**What you need to do**
Search the data below for "text"; list each line that holds it.

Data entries
┌──
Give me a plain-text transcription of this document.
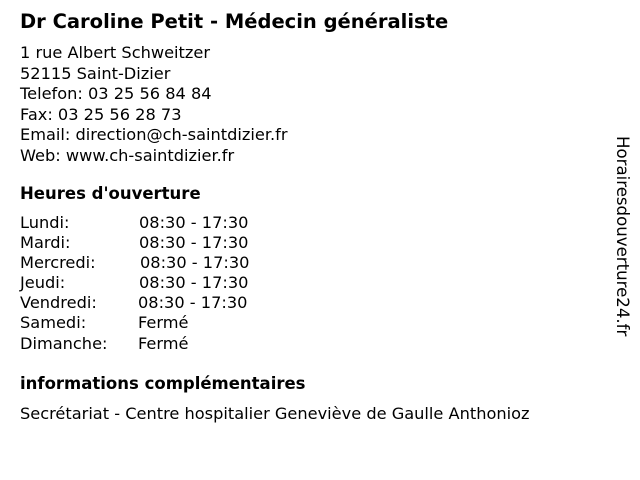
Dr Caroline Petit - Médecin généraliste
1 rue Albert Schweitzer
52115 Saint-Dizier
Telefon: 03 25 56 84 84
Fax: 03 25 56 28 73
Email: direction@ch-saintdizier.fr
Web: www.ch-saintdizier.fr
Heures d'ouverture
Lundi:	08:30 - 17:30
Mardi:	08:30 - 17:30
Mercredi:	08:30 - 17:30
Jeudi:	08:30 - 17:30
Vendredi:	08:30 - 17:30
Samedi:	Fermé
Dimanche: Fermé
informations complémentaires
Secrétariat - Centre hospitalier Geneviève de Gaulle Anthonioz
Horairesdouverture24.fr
└──
┌──
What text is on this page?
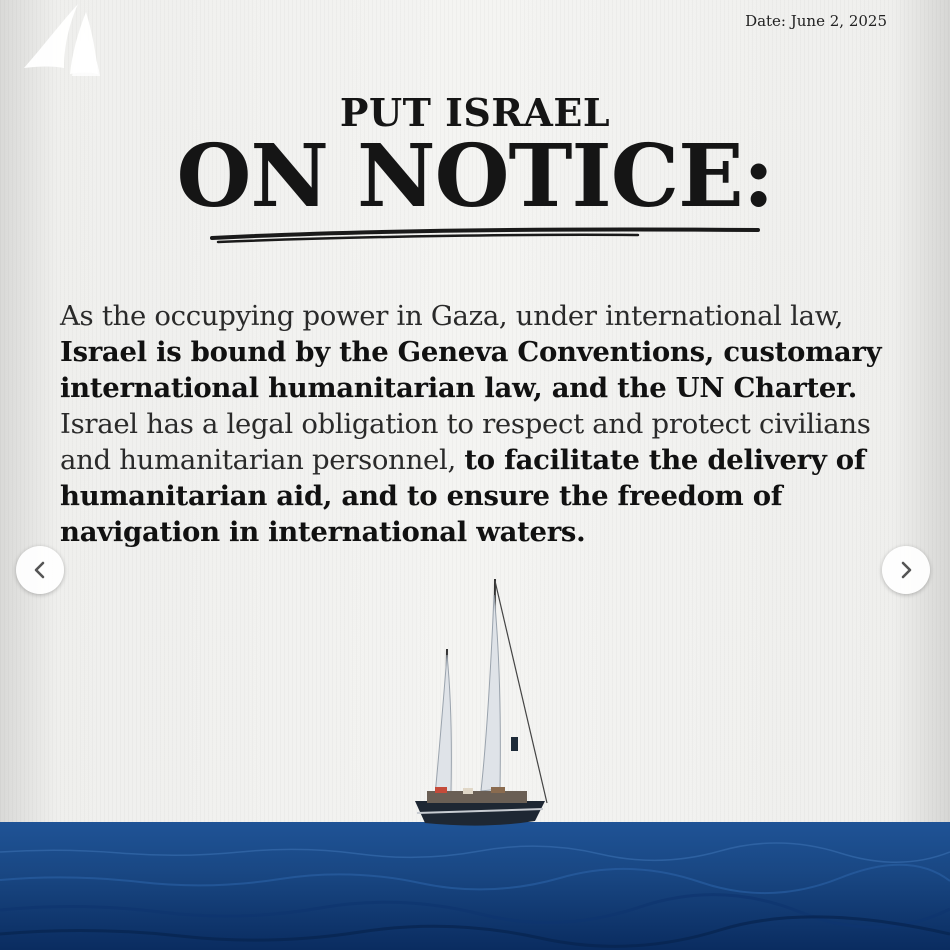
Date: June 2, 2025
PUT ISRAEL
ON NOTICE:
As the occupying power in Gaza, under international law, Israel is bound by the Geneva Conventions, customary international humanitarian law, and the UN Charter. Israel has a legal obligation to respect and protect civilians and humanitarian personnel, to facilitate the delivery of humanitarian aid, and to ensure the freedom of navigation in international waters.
└──
**Reply to the exercise**
Give me a plain-text transcription of this document.
What text is on this page?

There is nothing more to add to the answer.